Data entries for graphics:
════

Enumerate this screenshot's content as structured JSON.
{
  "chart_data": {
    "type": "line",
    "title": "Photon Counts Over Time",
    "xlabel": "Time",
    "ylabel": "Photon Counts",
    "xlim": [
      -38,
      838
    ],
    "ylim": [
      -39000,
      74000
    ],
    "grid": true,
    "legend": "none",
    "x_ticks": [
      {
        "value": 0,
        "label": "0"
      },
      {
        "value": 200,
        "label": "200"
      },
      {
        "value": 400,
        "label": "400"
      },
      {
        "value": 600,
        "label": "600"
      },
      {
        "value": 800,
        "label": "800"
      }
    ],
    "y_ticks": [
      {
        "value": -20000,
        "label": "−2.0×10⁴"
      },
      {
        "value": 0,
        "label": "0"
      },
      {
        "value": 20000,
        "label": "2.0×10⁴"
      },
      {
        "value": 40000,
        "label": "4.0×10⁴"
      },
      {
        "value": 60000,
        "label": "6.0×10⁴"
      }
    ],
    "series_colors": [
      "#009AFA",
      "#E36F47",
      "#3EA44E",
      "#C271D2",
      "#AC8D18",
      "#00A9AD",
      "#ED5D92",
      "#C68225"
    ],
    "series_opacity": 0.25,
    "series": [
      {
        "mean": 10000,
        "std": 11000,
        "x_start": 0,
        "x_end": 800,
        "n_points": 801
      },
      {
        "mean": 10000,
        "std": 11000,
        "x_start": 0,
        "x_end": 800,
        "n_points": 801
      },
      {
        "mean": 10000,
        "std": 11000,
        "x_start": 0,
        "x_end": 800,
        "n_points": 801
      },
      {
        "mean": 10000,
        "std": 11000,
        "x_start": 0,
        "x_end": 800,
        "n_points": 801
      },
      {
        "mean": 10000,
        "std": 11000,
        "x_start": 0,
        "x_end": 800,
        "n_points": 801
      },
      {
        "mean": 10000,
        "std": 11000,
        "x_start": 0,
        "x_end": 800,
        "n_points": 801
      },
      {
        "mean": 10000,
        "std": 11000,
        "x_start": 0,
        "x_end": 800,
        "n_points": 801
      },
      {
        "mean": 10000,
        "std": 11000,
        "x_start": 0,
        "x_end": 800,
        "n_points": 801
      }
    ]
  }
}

════

Goal of the exercise — Retype the data in full and match it exactly.

Answer to the task —
Enumerate this screenshot's content as structured JSON.
{
  "chart_data": {
    "type": "line",
    "title": "Photon Counts Over Time",
    "xlabel": "Time",
    "ylabel": "Photon Counts",
    "xlim": [
      -38,
      838
    ],
    "ylim": [
      -39000,
      74000
    ],
    "grid": true,
    "legend": "none",
    "x_ticks": [
      {
        "value": 0,
        "label": "0"
      },
      {
        "value": 200,
        "label": "200"
      },
      {
        "value": 400,
        "label": "400"
      },
      {
        "value": 600,
        "label": "600"
      },
      {
        "value": 800,
        "label": "800"
      }
    ],
    "y_ticks": [
      {
        "value": -20000,
        "label": "−2.0×10⁴"
      },
      {
        "value": 0,
        "label": "0"
      },
      {
        "value": 20000,
        "label": "2.0×10⁴"
      },
      {
        "value": 40000,
        "label": "4.0×10⁴"
      },
      {
        "value": 60000,
        "label": "6.0×10⁴"
      }
    ],
    "series_colors": [
      "#009AFA",
      "#E36F47",
      "#3EA44E",
      "#C271D2",
      "#AC8D18",
      "#00A9AD",
      "#ED5D92",
      "#C68225"
    ],
    "series_opacity": 0.25,
    "series": [
      {
        "mean": 10000,
        "std": 11000,
        "x_start": 0,
        "x_end": 800,
        "n_points": 801
      },
      {
        "mean": 10000,
        "std": 11000,
        "x_start": 0,
        "x_end": 800,
        "n_points": 801
      },
      {
        "mean": 10000,
        "std": 11000,
        "x_start": 0,
        "x_end": 800,
        "n_points": 801
      },
      {
        "mean": 10000,
        "std": 11000,
        "x_start": 0,
        "x_end": 800,
        "n_points": 801
      },
      {
        "mean": 10000,
        "std": 11000,
        "x_start": 0,
        "x_end": 800,
        "n_points": 801
      },
      {
        "mean": 10000,
        "std": 11000,
        "x_start": 0,
        "x_end": 800,
        "n_points": 801
      },
      {
        "mean": 10000,
        "std": 11000,
        "x_start": 0,
        "x_end": 800,
        "n_points": 801
      },
      {
        "mean": 10000,
        "std": 11000,
        "x_start": 0,
        "x_end": 800,
        "n_points": 801
      }
    ]
  }
}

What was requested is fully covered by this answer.